■ REQUIREMENT ■
Reproduce the records exactly.

■ SUPPLIED RECORDS ■
+++

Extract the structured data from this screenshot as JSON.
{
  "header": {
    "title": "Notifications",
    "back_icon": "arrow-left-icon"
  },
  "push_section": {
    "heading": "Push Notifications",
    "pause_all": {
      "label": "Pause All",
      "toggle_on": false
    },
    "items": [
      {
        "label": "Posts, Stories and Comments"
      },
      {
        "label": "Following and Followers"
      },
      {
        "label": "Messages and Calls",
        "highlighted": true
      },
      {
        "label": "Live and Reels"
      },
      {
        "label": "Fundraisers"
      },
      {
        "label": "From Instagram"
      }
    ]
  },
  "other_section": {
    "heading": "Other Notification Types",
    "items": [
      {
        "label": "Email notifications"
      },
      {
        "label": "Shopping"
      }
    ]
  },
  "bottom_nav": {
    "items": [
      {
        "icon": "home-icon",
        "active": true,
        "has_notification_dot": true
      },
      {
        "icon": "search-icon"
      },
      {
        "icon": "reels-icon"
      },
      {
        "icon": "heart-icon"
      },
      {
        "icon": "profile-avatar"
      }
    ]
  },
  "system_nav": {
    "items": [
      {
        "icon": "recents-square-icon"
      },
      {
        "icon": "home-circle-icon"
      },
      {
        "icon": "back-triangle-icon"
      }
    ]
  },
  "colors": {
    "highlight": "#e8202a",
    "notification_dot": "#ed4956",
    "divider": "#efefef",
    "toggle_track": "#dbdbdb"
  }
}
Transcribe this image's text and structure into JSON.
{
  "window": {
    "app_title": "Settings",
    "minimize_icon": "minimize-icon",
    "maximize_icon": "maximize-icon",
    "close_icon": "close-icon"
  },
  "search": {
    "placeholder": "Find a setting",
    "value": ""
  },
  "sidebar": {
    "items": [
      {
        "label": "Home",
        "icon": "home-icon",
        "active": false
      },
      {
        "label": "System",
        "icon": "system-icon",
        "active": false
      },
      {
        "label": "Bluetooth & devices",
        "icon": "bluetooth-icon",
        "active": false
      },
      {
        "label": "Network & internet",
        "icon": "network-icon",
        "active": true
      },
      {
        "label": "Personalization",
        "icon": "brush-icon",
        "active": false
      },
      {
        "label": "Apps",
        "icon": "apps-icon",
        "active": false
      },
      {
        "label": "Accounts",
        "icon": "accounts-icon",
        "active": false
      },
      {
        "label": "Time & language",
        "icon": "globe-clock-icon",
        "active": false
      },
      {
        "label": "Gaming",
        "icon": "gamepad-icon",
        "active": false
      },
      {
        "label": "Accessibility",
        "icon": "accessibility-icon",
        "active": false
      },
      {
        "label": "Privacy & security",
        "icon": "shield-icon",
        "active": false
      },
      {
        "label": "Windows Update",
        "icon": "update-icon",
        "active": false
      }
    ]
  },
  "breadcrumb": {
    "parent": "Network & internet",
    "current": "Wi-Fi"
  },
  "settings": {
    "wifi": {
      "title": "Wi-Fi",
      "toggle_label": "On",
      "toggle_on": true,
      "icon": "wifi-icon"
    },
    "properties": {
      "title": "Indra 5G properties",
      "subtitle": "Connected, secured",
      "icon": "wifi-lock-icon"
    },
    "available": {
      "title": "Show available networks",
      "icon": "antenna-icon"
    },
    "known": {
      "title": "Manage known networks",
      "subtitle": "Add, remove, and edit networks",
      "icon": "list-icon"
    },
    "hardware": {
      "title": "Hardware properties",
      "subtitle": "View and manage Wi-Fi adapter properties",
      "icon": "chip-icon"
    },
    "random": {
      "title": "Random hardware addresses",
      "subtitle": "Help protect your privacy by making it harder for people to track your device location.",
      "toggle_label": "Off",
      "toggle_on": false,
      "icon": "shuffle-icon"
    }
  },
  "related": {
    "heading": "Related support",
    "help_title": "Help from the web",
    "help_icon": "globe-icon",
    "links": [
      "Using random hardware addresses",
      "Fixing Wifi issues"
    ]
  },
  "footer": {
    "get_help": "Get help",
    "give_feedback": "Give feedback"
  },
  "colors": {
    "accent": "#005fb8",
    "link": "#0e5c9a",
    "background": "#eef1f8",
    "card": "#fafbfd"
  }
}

+++

■ FINAL RESULT ■
Extract the structured data from this screenshot as JSON.
{
  "header": {
    "title": "Notifications",
    "back_icon": "arrow-left-icon"
  },
  "push_section": {
    "heading": "Push Notifications",
    "pause_all": {
      "label": "Pause All",
      "toggle_on": false
    },
    "items": [
      {
        "label": "Posts, Stories and Comments"
      },
      {
        "label": "Following and Followers"
      },
      {
        "label": "Messages and Calls",
        "highlighted": true
      },
      {
        "label": "Live and Reels"
      },
      {
        "label": "Fundraisers"
      },
      {
        "label": "From Instagram"
      }
    ]
  },
  "other_section": {
    "heading": "Other Notification Types",
    "items": [
      {
        "label": "Email notifications"
      },
      {
        "label": "Shopping"
      }
    ]
  },
  "bottom_nav": {
    "items": [
      {
        "icon": "home-icon",
        "active": true,
        "has_notification_dot": true
      },
      {
        "icon": "search-icon"
      },
      {
        "icon": "reels-icon"
      },
      {
        "icon": "heart-icon"
      },
      {
        "icon": "profile-avatar"
      }
    ]
  },
  "system_nav": {
    "items": [
      {
        "icon": "recents-square-icon"
      },
      {
        "icon": "home-circle-icon"
      },
      {
        "icon": "back-triangle-icon"
      }
    ]
  },
  "colors": {
    "highlight": "#e8202a",
    "notification_dot": "#ed4956",
    "divider": "#efefef",
    "toggle_track": "#dbdbdb"
  }
}
Transcribe this image's text and structure into JSON.
{
  "window": {
    "app_title": "Settings",
    "minimize_icon": "minimize-icon",
    "maximize_icon": "maximize-icon",
    "close_icon": "close-icon"
  },
  "search": {
    "placeholder": "Find a setting",
    "value": ""
  },
  "sidebar": {
    "items": [
      {
        "label": "Home",
        "icon": "home-icon",
        "active": false
      },
      {
        "label": "System",
        "icon": "system-icon",
        "active": false
      },
      {
        "label": "Bluetooth & devices",
        "icon": "bluetooth-icon",
        "active": false
      },
      {
        "label": "Network & internet",
        "icon": "network-icon",
        "active": true
      },
      {
        "label": "Personalization",
        "icon": "brush-icon",
        "active": false
      },
      {
        "label": "Apps",
        "icon": "apps-icon",
        "active": false
      },
      {
        "label": "Accounts",
        "icon": "accounts-icon",
        "active": false
      },
      {
        "label": "Time & language",
        "icon": "globe-clock-icon",
        "active": false
      },
      {
        "label": "Gaming",
        "icon": "gamepad-icon",
        "active": false
      },
      {
        "label": "Accessibility",
        "icon": "accessibility-icon",
        "active": false
      },
      {
        "label": "Privacy & security",
        "icon": "shield-icon",
        "active": false
      },
      {
        "label": "Windows Update",
        "icon": "update-icon",
        "active": false
      }
    ]
  },
  "breadcrumb": {
    "parent": "Network & internet",
    "current": "Wi-Fi"
  },
  "settings": {
    "wifi": {
      "title": "Wi-Fi",
      "toggle_label": "On",
      "toggle_on": true,
      "icon": "wifi-icon"
    },
    "properties": {
      "title": "Indra 5G properties",
      "subtitle": "Connected, secured",
      "icon": "wifi-lock-icon"
    },
    "available": {
      "title": "Show available networks",
      "icon": "antenna-icon"
    },
    "known": {
      "title": "Manage known networks",
      "subtitle": "Add, remove, and edit networks",
      "icon": "list-icon"
    },
    "hardware": {
      "title": "Hardware properties",
      "subtitle": "View and manage Wi-Fi adapter properties",
      "icon": "chip-icon"
    },
    "random": {
      "title": "Random hardware addresses",
      "subtitle": "Help protect your privacy by making it harder for people to track your device location.",
      "toggle_label": "Off",
      "toggle_on": false,
      "icon": "shuffle-icon"
    }
  },
  "related": {
    "heading": "Related support",
    "help_title": "Help from the web",
    "help_icon": "globe-icon",
    "links": [
      "Using random hardware addresses",
      "Fixing Wifi issues"
    ]
  },
  "footer": {
    "get_help": "Get help",
    "give_feedback": "Give feedback"
  },
  "colors": {
    "accent": "#005fb8",
    "link": "#0e5c9a",
    "background": "#eef1f8",
    "card": "#fafbfd"
  }
}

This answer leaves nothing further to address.